* Exercise brief:
The listing below should be printed exactly, every line of it. Skip the pictures.

Items from a dataset:
______

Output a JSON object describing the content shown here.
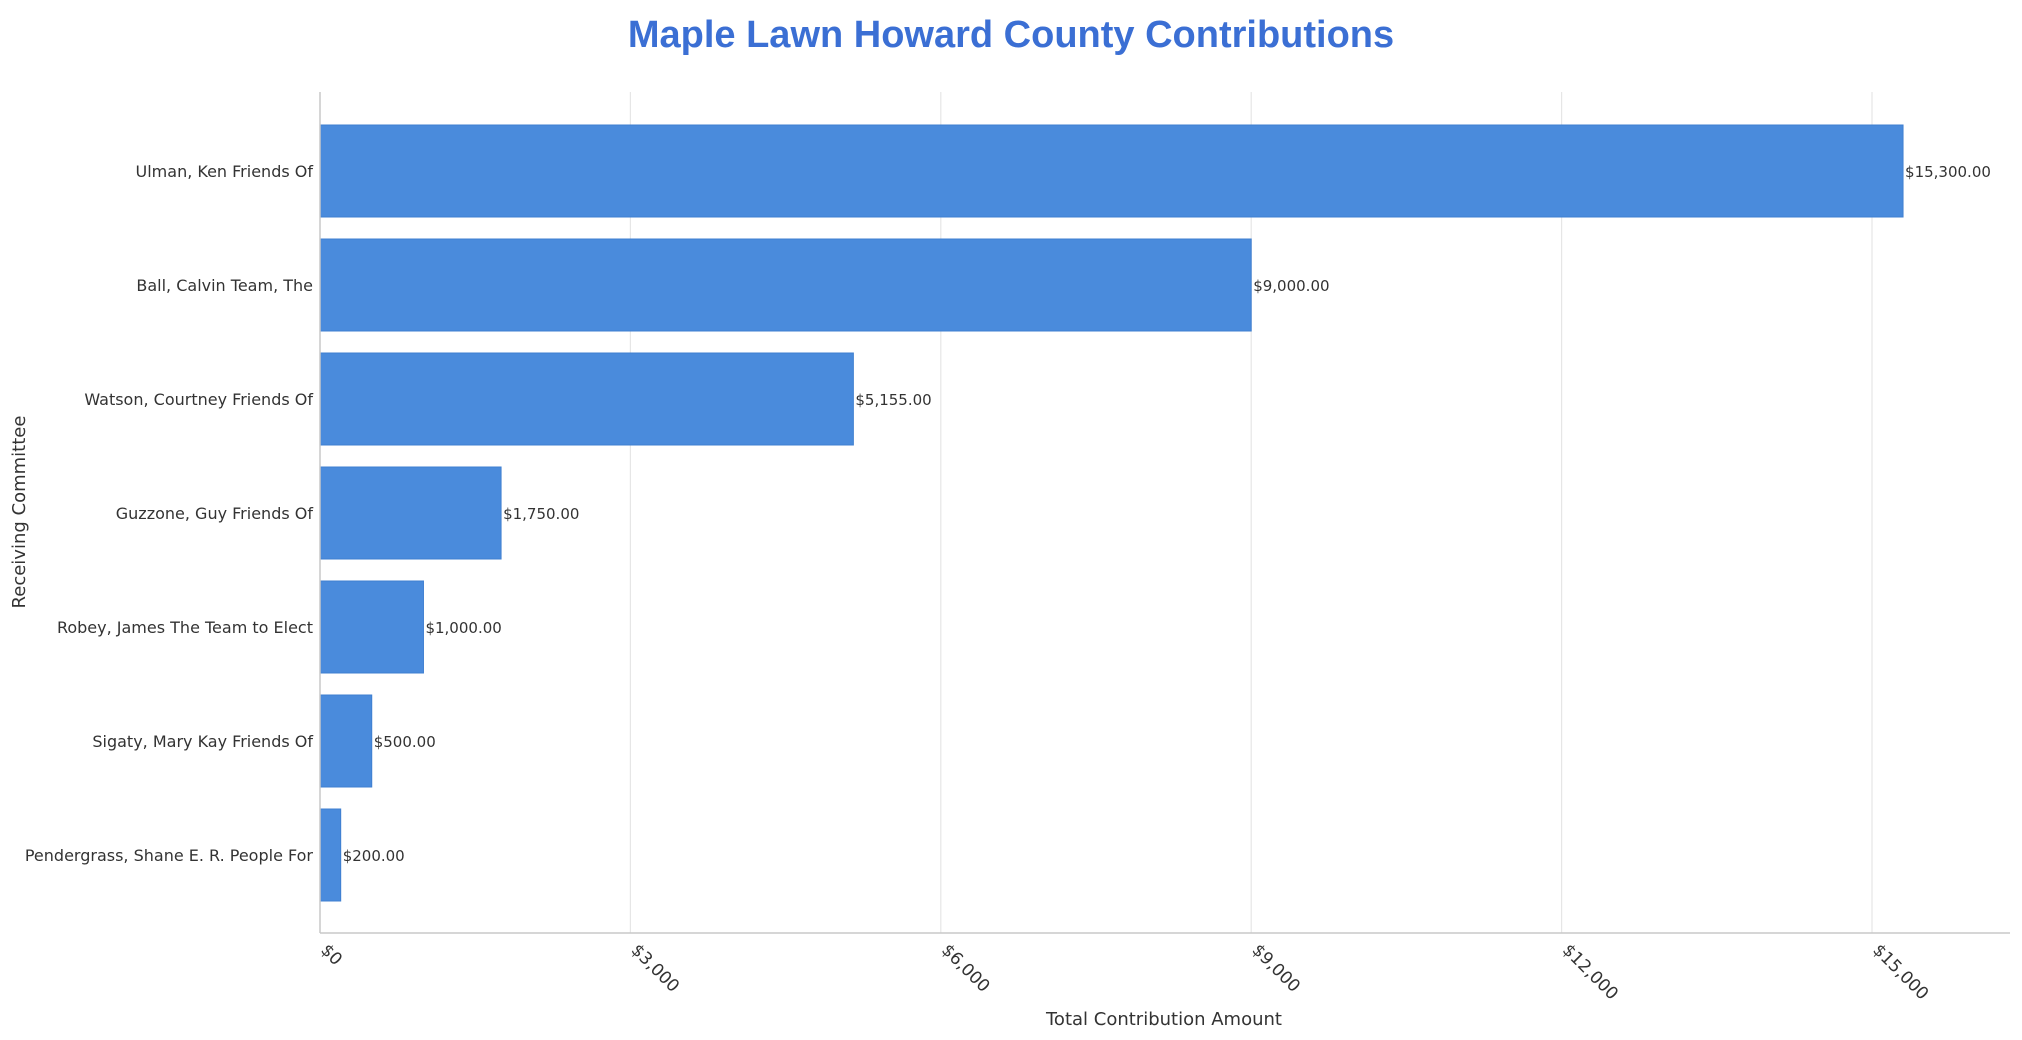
{
  "chart_data": {
    "type": "bar",
    "orientation": "horizontal",
    "title": "Maple Lawn Howard County Contributions",
    "xlabel": "Total Contribution Amount",
    "ylabel": "Receiving Committee",
    "categories": [
      "Ulman, Ken Friends Of",
      "Ball, Calvin Team, The",
      "Watson, Courtney Friends Of",
      "Guzzone, Guy Friends Of",
      "Robey, James The Team to Elect",
      "Sigaty, Mary Kay Friends Of",
      "Pendergrass, Shane E. R. People For"
    ],
    "values": [
      15300,
      9000,
      5155,
      1750,
      1000,
      500,
      200
    ],
    "data_labels": [
      "$15,300.00",
      "$9,000.00",
      "$5,155.00",
      "$1,750.00",
      "$1,000.00",
      "$500.00",
      "$200.00"
    ],
    "xticks": [
      0,
      3000,
      6000,
      9000,
      12000,
      15000
    ],
    "xtick_labels": [
      "$0",
      "$3,000",
      "$6,000",
      "$9,000",
      "$12,000",
      "$15,000"
    ],
    "xlim": [
      0,
      16250
    ],
    "grid": "vertical",
    "bar_color": "#4a8bdc",
    "title_color": "#3b6fd4"
  }
}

______

* Result of the exercise:
Output a JSON object describing the content shown here.
{
  "chart_data": {
    "type": "bar",
    "orientation": "horizontal",
    "title": "Maple Lawn Howard County Contributions",
    "xlabel": "Total Contribution Amount",
    "ylabel": "Receiving Committee",
    "categories": [
      "Ulman, Ken Friends Of",
      "Ball, Calvin Team, The",
      "Watson, Courtney Friends Of",
      "Guzzone, Guy Friends Of",
      "Robey, James The Team to Elect",
      "Sigaty, Mary Kay Friends Of",
      "Pendergrass, Shane E. R. People For"
    ],
    "values": [
      15300,
      9000,
      5155,
      1750,
      1000,
      500,
      200
    ],
    "data_labels": [
      "$15,300.00",
      "$9,000.00",
      "$5,155.00",
      "$1,750.00",
      "$1,000.00",
      "$500.00",
      "$200.00"
    ],
    "xticks": [
      0,
      3000,
      6000,
      9000,
      12000,
      15000
    ],
    "xtick_labels": [
      "$0",
      "$3,000",
      "$6,000",
      "$9,000",
      "$12,000",
      "$15,000"
    ],
    "xlim": [
      0,
      16250
    ],
    "grid": "vertical",
    "bar_color": "#4a8bdc",
    "title_color": "#3b6fd4"
  }
}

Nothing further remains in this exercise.